--- What you should do ---
Your task is to tally the lines of the listing containing the word "JSON" and report the figure alone.

--- Dataset content ---
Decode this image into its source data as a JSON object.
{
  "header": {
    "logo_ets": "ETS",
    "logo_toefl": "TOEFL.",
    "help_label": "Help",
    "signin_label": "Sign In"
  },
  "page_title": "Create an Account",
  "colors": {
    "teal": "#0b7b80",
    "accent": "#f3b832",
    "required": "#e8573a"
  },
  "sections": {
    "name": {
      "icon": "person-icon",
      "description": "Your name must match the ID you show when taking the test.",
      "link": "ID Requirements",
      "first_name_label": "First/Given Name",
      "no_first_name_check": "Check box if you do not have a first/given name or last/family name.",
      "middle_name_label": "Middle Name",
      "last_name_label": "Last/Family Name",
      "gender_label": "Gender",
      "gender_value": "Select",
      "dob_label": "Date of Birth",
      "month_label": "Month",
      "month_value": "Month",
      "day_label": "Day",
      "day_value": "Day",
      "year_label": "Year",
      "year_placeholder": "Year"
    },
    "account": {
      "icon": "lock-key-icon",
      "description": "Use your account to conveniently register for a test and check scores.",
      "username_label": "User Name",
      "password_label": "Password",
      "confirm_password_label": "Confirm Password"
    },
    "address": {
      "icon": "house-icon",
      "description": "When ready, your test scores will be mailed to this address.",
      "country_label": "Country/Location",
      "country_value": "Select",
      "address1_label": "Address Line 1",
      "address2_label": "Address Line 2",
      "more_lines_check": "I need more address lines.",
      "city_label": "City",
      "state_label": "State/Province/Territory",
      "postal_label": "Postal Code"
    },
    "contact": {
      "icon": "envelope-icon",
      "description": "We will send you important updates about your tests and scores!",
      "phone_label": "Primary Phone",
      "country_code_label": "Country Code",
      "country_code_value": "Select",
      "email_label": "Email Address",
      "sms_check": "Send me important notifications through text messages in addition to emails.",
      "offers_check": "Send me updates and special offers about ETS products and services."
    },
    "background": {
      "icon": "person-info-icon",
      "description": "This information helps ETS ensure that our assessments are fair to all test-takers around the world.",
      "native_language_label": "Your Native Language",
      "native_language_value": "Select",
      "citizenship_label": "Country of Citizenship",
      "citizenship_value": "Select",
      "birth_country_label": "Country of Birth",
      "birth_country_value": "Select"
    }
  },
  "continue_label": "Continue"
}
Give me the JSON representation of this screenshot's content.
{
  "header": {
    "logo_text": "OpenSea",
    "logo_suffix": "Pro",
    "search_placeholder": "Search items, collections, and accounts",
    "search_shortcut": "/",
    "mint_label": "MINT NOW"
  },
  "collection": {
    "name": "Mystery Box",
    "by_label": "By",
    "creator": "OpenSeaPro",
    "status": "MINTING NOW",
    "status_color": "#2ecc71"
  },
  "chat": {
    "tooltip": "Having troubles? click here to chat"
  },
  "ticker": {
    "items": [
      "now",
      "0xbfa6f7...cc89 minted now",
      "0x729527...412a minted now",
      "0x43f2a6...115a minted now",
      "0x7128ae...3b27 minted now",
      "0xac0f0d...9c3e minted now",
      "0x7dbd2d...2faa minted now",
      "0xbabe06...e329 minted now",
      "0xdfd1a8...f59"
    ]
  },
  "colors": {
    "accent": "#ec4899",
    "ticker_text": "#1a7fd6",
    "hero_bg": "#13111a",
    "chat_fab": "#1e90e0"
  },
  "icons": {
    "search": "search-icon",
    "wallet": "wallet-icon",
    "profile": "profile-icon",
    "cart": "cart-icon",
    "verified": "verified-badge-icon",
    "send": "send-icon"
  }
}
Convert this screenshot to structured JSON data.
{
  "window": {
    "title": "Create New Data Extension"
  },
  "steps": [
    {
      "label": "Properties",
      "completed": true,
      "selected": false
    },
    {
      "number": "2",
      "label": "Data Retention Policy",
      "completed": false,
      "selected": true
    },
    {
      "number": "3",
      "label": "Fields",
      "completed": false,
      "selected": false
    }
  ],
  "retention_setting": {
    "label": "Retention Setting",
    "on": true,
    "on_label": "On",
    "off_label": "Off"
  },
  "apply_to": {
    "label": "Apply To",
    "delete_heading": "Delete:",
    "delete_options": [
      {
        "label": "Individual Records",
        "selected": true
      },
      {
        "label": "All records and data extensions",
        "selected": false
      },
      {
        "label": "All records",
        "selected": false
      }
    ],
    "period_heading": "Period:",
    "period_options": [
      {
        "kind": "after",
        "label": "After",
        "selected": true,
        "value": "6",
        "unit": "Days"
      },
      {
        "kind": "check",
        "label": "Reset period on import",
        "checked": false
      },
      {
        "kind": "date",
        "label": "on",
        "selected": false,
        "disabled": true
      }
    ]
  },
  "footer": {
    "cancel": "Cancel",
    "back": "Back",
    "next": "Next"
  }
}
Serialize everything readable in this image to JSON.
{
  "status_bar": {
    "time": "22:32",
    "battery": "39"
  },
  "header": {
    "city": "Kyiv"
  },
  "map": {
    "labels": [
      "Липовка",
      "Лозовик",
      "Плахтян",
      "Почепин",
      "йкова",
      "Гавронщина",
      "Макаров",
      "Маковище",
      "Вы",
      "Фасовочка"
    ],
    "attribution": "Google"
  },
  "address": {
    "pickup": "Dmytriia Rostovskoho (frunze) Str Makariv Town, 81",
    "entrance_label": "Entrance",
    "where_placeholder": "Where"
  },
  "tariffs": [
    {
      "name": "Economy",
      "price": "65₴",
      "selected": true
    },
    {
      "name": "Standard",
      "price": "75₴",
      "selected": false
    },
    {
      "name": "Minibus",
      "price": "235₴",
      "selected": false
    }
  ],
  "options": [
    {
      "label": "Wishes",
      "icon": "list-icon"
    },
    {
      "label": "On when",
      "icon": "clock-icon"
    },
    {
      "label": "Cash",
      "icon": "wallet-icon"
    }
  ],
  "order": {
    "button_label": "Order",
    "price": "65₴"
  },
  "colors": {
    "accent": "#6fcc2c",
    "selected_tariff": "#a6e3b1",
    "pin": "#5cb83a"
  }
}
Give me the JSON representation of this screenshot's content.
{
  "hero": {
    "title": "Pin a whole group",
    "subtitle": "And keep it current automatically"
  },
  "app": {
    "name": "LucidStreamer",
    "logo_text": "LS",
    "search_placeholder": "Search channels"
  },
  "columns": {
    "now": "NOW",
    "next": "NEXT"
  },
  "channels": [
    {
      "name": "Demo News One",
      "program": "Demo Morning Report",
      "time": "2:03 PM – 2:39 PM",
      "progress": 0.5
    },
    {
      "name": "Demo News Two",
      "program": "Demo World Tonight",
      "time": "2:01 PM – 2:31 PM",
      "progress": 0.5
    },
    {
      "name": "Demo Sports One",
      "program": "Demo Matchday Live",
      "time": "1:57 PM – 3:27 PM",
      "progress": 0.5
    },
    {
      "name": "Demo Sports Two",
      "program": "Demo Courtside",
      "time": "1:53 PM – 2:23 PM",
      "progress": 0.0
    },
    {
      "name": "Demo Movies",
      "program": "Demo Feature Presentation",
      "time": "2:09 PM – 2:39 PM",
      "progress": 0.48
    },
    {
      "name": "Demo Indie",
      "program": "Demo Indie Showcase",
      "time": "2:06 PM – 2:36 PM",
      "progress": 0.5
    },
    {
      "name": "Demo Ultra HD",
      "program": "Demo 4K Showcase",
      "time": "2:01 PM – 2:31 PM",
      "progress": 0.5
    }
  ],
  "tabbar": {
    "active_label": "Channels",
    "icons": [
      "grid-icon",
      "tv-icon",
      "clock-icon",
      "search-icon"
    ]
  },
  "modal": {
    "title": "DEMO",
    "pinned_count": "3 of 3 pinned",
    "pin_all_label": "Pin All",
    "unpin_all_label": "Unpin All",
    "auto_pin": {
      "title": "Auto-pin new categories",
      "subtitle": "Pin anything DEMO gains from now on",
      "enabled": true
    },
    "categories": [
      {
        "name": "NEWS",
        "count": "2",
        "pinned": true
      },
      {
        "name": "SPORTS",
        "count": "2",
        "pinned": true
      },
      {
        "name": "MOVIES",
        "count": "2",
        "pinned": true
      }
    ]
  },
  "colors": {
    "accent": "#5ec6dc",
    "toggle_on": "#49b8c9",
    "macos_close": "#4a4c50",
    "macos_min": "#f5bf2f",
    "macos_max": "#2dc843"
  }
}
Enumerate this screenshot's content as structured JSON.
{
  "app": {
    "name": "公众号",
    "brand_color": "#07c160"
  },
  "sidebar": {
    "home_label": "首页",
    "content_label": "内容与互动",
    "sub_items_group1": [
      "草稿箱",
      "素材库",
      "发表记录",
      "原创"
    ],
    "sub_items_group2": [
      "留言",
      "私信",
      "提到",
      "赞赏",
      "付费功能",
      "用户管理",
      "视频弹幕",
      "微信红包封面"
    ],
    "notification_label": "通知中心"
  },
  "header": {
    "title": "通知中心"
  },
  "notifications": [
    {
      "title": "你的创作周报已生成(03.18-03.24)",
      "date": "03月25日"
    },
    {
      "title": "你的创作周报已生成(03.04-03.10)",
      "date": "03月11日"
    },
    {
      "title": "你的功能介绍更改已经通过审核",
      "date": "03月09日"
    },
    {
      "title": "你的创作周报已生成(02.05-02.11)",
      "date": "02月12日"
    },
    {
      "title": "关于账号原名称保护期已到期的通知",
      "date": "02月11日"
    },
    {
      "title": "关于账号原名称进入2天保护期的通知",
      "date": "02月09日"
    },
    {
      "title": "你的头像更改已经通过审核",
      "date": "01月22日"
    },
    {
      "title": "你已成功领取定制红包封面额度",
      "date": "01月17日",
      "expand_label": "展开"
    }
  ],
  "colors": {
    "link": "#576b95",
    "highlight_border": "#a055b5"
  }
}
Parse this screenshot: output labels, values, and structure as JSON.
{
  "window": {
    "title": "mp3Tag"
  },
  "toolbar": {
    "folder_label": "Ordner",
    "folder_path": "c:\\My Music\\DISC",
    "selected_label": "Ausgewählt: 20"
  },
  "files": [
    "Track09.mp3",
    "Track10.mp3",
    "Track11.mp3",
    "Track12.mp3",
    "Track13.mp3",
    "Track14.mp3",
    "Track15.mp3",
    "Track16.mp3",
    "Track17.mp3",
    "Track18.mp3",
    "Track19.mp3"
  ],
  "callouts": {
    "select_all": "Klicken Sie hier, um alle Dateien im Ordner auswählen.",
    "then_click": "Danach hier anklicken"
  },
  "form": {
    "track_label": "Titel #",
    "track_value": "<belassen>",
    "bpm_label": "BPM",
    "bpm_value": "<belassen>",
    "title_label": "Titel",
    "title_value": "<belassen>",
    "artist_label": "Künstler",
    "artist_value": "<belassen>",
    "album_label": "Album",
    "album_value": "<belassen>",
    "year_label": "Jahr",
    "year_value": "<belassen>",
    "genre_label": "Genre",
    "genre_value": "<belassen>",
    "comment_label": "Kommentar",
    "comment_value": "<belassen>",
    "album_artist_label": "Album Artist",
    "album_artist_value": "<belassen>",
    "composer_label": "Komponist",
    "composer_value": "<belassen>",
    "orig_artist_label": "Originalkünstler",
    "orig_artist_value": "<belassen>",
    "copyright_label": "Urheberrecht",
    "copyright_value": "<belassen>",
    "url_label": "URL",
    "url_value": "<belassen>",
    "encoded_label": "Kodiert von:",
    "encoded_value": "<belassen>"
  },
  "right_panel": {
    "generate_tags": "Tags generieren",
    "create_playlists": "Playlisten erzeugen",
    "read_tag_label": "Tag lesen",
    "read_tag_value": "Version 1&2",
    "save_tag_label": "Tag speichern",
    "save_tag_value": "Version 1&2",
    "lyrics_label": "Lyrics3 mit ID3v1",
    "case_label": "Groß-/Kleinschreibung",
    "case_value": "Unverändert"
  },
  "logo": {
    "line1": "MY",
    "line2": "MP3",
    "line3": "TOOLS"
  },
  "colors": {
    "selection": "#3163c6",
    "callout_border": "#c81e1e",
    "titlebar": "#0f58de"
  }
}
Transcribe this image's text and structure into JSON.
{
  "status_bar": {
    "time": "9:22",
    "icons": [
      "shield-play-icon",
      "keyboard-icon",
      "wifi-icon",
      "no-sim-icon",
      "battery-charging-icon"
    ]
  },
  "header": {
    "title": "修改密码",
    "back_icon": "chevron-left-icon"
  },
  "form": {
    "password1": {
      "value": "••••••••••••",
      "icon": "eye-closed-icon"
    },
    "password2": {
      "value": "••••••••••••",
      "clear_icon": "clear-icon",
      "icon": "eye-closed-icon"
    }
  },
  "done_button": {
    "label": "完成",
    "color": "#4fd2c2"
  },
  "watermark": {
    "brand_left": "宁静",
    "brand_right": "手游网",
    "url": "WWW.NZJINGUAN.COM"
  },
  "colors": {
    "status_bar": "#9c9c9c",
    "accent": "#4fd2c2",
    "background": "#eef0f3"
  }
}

--- The reply ---
8